Your instructions: Pick out each line of the records that includes the string "Peak", and copy it.
....
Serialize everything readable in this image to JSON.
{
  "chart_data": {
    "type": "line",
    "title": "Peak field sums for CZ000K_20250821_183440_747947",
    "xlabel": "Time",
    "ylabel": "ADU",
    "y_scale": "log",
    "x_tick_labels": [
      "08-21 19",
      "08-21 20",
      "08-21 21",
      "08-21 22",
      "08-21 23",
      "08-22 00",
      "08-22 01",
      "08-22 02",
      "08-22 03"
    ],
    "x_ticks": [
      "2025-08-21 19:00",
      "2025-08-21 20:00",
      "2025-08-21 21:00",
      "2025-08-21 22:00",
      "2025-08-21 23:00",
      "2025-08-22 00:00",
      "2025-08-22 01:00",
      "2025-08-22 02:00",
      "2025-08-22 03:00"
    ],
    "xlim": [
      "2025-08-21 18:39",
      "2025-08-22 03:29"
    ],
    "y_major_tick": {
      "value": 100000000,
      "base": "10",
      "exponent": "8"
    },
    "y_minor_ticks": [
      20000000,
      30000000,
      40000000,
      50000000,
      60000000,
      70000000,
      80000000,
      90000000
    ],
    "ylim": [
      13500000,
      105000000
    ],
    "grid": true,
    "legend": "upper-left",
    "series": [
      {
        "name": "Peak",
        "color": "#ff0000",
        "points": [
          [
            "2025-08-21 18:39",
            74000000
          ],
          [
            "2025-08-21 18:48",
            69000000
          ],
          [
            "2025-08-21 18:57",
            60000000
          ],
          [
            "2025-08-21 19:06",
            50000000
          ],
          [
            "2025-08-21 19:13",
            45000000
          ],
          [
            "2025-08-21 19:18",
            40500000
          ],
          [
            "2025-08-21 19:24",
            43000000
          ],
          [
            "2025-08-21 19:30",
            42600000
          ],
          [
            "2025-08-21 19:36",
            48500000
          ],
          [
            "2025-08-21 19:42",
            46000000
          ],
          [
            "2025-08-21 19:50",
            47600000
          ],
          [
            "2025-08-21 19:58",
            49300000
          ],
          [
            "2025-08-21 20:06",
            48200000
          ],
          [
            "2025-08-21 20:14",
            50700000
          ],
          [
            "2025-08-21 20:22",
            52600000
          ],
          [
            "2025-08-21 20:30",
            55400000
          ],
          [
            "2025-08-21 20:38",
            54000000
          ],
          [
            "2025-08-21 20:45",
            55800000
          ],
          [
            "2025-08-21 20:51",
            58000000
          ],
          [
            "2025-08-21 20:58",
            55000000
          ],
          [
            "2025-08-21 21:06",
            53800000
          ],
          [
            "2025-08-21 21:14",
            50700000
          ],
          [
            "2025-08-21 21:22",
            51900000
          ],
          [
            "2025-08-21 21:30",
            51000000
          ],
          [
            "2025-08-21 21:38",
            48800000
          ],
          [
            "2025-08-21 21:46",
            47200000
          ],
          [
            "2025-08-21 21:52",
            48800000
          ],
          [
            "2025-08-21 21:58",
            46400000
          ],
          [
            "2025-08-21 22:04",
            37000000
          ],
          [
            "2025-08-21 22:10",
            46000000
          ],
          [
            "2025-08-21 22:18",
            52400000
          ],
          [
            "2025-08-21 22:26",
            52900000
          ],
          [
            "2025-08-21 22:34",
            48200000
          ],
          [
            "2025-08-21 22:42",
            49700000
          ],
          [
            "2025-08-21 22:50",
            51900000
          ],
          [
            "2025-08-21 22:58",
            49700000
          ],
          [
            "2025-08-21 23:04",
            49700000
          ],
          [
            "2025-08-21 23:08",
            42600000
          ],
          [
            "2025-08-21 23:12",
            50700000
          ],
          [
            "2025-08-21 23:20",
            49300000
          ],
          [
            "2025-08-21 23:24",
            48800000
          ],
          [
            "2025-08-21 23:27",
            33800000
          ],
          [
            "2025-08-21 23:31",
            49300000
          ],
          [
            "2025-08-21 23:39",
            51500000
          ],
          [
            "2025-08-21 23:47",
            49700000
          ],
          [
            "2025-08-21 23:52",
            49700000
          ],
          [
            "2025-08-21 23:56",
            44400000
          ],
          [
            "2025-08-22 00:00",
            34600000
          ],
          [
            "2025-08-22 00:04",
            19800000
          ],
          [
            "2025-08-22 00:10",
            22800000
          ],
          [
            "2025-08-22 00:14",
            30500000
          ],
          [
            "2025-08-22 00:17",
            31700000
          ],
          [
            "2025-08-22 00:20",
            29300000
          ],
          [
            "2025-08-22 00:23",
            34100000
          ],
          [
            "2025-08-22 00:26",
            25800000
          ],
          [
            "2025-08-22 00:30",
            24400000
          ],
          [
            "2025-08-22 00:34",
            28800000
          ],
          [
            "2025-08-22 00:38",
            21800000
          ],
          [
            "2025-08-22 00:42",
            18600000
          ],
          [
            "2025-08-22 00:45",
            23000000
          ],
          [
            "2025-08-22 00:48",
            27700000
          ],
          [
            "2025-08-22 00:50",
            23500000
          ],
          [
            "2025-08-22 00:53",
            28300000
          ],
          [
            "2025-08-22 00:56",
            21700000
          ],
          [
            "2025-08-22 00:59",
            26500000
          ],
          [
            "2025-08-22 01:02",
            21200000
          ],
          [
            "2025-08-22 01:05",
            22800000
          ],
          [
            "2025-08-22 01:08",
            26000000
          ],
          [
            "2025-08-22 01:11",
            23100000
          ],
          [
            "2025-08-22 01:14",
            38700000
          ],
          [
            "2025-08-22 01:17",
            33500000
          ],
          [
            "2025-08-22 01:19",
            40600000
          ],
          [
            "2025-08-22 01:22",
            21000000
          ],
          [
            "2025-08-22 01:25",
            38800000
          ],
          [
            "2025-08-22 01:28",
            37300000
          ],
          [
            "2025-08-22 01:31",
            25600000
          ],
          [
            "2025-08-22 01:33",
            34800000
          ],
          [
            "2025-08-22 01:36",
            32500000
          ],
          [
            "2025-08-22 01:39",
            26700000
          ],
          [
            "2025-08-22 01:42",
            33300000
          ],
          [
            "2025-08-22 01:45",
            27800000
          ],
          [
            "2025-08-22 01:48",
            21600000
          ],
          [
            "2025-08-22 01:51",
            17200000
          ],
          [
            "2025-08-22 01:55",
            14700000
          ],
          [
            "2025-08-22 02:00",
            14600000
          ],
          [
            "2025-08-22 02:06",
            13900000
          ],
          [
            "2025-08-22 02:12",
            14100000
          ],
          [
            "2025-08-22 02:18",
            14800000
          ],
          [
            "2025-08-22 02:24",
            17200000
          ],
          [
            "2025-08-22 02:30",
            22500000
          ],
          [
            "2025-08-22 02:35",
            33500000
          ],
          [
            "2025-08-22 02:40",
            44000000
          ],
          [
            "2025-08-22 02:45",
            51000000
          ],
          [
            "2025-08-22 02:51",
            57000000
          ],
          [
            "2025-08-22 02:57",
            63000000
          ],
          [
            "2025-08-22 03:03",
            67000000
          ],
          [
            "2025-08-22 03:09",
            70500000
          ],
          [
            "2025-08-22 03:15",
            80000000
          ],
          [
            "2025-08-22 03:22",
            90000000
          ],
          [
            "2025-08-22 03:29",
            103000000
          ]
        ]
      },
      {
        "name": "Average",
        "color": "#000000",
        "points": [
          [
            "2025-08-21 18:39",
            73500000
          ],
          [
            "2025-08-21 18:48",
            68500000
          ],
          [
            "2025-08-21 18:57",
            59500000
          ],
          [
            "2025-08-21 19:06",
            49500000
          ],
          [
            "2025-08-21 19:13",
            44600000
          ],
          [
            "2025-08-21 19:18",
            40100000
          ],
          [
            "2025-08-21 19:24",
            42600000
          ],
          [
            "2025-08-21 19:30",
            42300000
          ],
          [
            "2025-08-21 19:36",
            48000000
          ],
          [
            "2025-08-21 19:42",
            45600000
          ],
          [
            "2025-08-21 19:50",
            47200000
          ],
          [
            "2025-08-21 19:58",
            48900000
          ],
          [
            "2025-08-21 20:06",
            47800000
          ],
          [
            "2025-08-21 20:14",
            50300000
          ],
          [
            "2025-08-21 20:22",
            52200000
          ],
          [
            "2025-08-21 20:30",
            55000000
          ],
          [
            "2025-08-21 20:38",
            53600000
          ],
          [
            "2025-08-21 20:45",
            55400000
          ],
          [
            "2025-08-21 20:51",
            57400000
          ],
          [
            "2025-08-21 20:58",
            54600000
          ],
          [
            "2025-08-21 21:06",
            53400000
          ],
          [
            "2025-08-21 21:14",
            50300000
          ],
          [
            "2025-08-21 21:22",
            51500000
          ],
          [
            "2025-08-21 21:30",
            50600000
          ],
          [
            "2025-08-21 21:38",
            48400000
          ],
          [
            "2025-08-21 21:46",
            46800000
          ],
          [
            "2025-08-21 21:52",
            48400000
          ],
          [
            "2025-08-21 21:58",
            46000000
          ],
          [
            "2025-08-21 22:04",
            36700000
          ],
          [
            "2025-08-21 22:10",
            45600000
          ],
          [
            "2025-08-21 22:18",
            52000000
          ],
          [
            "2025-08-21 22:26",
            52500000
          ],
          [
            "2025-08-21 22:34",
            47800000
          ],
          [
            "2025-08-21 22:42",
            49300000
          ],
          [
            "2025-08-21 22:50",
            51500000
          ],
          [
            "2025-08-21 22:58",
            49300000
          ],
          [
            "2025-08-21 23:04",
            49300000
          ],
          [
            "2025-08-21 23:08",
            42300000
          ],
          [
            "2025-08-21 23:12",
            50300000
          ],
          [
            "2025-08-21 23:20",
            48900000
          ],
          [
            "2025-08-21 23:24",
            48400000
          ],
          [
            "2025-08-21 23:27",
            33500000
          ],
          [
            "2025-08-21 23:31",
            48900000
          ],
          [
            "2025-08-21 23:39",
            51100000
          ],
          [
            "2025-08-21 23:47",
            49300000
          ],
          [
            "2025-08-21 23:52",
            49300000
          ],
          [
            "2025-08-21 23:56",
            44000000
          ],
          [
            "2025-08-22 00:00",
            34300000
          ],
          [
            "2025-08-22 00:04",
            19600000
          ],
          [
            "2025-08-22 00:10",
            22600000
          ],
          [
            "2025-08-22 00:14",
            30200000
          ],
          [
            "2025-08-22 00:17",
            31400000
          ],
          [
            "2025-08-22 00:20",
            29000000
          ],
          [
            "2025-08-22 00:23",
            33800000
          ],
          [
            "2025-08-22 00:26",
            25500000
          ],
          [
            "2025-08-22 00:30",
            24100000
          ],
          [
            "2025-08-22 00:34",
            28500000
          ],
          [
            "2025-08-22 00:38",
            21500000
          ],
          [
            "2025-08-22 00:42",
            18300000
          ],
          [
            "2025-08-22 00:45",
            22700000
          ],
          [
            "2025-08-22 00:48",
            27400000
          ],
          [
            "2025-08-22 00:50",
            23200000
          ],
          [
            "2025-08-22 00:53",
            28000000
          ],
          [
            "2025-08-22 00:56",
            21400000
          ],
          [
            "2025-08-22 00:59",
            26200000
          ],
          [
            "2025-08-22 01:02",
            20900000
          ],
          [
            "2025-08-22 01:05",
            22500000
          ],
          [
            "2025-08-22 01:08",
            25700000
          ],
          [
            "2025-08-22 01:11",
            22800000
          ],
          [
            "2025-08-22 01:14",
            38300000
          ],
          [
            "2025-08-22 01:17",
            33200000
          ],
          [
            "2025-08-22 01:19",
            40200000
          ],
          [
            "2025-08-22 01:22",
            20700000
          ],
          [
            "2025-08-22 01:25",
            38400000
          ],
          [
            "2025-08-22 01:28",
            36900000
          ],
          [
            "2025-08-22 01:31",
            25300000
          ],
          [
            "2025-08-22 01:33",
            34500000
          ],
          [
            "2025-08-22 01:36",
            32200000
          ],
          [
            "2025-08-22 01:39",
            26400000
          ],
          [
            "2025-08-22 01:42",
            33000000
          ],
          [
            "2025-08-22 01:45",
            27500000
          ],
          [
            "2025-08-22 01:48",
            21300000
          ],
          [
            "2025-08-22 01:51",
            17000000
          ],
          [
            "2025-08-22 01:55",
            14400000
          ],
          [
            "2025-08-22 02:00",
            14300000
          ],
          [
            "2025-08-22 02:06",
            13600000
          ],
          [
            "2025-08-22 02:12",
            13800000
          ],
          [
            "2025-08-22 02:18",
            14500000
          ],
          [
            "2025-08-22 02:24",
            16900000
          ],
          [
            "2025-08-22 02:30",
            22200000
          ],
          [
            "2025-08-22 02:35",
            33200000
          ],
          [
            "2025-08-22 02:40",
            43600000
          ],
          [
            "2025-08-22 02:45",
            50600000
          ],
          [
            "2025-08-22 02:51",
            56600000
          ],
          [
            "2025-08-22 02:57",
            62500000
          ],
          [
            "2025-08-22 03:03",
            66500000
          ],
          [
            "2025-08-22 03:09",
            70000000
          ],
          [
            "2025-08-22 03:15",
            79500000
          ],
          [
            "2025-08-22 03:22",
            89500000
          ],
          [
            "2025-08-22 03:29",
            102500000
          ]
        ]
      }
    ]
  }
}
....
Solution:
    "title": "Peak field sums for CZ000K_20250821_183440_747947",
        "name": "Peak",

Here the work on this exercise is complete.